▸ **WHAT YOU HAVE TO DO**
Using the listing below, work out how many lines carry the word "ABELARDO", and state nothing but that number.

= = = =

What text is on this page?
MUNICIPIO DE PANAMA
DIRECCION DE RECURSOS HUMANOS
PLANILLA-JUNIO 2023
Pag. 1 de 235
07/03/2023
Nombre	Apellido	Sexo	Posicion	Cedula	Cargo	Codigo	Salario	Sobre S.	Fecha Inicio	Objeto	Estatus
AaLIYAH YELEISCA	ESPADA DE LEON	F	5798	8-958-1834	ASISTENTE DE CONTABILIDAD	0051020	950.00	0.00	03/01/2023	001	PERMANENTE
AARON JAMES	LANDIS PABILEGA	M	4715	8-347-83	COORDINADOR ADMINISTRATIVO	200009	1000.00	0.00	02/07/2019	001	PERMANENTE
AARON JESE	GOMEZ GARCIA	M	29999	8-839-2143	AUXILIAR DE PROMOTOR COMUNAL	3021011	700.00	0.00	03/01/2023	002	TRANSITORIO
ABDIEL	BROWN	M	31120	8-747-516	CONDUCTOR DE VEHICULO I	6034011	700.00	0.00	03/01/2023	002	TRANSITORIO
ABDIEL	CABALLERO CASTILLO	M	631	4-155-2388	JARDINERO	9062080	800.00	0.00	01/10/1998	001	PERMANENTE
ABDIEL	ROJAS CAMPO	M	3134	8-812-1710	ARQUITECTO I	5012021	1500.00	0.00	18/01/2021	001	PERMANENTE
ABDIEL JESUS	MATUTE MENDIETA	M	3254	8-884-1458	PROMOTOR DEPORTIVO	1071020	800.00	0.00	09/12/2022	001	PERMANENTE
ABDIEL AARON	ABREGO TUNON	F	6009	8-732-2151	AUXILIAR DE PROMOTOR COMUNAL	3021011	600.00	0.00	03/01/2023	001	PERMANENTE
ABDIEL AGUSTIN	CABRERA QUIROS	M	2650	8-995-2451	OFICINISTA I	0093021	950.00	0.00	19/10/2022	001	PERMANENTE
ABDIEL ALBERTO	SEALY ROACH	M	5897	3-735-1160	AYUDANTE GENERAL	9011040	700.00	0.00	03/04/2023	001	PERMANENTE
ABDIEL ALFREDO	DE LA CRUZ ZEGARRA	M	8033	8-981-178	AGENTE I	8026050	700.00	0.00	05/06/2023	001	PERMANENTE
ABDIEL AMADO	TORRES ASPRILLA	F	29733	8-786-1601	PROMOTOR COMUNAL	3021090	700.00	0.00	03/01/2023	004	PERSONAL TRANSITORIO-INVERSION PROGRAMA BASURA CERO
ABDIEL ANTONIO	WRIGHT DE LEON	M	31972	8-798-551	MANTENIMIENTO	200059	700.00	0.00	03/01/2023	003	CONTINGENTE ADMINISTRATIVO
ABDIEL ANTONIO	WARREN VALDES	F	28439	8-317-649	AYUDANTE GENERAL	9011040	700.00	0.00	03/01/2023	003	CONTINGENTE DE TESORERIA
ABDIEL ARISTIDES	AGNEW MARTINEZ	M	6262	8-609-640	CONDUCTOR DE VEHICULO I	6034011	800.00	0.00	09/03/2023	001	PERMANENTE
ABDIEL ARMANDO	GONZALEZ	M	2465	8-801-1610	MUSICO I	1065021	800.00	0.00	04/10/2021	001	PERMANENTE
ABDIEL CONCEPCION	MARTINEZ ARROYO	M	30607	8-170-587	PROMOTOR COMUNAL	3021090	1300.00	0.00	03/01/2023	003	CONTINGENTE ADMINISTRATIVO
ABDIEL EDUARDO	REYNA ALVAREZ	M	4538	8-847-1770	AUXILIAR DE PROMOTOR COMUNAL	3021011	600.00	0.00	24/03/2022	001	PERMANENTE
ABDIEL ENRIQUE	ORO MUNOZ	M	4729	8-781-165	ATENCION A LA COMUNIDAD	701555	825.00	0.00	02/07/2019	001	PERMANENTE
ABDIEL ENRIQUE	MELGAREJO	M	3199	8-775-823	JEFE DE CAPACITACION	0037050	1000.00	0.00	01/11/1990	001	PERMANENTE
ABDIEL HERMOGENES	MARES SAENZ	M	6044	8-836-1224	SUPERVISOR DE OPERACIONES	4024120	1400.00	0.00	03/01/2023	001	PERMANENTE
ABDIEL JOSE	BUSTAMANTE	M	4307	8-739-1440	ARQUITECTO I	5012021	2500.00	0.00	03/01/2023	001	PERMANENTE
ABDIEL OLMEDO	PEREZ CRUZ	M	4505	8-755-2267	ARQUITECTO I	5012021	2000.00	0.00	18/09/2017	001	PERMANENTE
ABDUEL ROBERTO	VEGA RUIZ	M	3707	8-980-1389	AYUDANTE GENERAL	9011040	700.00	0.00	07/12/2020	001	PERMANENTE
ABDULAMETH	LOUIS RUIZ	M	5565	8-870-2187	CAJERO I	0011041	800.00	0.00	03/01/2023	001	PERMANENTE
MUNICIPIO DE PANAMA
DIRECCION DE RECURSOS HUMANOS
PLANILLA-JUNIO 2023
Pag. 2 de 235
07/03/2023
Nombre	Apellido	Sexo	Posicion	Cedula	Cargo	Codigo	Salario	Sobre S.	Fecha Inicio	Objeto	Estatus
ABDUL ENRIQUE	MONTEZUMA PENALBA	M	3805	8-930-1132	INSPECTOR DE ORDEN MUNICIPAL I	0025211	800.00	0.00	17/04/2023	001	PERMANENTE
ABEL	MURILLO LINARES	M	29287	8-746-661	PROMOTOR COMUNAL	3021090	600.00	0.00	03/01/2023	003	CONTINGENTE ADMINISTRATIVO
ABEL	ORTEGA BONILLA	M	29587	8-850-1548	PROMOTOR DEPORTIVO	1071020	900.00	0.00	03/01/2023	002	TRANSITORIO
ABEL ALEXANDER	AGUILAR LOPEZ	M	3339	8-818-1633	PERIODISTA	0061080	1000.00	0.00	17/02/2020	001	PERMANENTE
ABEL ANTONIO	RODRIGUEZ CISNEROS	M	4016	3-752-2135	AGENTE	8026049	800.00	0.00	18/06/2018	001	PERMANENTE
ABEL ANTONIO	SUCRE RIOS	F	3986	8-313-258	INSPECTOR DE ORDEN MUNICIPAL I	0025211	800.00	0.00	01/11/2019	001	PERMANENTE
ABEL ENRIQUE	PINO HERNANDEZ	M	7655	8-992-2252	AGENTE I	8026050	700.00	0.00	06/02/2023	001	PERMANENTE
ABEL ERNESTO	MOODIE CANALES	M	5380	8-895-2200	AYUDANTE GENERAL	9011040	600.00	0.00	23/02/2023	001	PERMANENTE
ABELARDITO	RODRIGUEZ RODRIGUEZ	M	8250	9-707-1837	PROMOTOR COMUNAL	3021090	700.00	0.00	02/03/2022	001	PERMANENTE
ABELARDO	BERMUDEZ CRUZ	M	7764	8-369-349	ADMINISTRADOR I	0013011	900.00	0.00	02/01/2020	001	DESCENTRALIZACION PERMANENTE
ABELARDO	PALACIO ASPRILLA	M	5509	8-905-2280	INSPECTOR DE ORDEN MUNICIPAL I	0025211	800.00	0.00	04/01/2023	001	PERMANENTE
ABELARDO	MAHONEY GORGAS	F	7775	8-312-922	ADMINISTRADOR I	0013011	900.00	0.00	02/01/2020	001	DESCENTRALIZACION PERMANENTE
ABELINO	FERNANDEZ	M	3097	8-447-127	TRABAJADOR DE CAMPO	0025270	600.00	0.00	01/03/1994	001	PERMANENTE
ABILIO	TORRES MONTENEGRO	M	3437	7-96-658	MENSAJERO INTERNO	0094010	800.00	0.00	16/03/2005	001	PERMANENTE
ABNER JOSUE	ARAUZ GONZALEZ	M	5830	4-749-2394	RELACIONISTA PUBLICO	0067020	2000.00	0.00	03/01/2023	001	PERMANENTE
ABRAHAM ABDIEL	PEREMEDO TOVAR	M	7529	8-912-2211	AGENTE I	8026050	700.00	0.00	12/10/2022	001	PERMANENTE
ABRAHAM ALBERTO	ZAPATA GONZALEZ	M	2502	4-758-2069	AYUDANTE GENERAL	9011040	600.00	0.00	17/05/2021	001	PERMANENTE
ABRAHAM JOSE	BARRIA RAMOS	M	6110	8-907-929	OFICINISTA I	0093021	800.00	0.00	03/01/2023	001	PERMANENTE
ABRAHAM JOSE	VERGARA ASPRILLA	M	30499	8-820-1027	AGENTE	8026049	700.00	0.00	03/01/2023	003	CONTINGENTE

= = = =

▸ **ANSWER**
3